● **Aim of the task**
Check each line of the material. Copy those containing "responds".

● **Data shown**
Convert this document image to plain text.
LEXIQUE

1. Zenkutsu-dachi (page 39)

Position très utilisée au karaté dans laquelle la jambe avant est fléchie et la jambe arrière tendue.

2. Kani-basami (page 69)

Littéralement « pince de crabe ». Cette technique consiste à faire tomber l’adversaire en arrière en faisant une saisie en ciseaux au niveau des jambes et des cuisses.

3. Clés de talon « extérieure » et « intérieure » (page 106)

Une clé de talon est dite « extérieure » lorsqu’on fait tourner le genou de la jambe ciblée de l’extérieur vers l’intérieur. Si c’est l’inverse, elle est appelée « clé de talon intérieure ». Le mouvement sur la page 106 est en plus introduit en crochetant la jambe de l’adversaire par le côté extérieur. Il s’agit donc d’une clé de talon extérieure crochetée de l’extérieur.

...

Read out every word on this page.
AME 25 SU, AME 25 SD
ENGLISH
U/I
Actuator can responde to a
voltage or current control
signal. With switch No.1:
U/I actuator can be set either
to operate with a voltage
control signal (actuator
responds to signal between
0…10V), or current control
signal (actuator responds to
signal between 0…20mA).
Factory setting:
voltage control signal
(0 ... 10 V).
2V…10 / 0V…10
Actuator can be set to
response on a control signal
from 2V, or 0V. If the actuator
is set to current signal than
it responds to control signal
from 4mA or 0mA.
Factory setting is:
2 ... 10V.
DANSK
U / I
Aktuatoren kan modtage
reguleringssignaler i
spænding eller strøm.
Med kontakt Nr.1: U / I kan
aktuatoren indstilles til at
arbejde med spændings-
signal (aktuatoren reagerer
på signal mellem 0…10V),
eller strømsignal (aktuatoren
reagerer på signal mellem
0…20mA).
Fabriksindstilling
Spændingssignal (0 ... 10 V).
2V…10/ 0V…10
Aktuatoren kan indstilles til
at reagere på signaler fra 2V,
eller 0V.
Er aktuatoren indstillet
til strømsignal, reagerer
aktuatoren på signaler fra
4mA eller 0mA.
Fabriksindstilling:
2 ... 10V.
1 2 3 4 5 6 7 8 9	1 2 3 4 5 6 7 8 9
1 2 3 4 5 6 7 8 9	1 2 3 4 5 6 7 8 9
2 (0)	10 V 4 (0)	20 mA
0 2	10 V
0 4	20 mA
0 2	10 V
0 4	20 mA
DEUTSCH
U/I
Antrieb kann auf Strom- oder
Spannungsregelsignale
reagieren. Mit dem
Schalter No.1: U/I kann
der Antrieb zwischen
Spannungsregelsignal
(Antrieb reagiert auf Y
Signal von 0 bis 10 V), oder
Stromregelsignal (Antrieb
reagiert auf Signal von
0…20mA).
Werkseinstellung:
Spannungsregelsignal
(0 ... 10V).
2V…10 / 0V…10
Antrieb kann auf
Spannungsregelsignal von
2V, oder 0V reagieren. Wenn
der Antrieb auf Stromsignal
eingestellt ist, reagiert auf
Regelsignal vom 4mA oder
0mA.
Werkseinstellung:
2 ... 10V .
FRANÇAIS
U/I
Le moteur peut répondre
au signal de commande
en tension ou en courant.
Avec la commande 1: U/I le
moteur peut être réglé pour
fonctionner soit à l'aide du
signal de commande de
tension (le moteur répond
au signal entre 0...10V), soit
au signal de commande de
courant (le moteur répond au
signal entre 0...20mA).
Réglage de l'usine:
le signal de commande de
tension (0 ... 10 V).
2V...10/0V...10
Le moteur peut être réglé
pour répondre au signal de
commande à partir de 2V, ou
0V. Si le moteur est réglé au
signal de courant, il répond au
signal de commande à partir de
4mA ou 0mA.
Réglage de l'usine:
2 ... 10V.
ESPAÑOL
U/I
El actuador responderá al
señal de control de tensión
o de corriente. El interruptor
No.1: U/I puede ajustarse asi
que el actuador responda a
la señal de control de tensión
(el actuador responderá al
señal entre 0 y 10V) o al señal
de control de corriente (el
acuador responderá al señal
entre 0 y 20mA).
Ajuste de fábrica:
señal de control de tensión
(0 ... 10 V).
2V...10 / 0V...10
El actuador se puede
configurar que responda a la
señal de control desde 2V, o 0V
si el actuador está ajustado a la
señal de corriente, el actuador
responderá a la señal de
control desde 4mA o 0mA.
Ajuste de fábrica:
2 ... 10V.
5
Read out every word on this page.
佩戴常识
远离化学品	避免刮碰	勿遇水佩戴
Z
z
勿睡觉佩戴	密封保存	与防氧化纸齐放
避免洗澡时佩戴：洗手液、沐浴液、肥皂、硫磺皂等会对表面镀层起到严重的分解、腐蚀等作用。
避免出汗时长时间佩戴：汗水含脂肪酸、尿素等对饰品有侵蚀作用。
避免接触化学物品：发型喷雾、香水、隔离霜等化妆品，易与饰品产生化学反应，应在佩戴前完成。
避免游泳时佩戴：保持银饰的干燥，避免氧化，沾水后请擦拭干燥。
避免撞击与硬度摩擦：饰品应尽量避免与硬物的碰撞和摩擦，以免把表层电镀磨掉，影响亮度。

● **The completed task**
responds to signal between
signal (actuator responds to
it responds to control signal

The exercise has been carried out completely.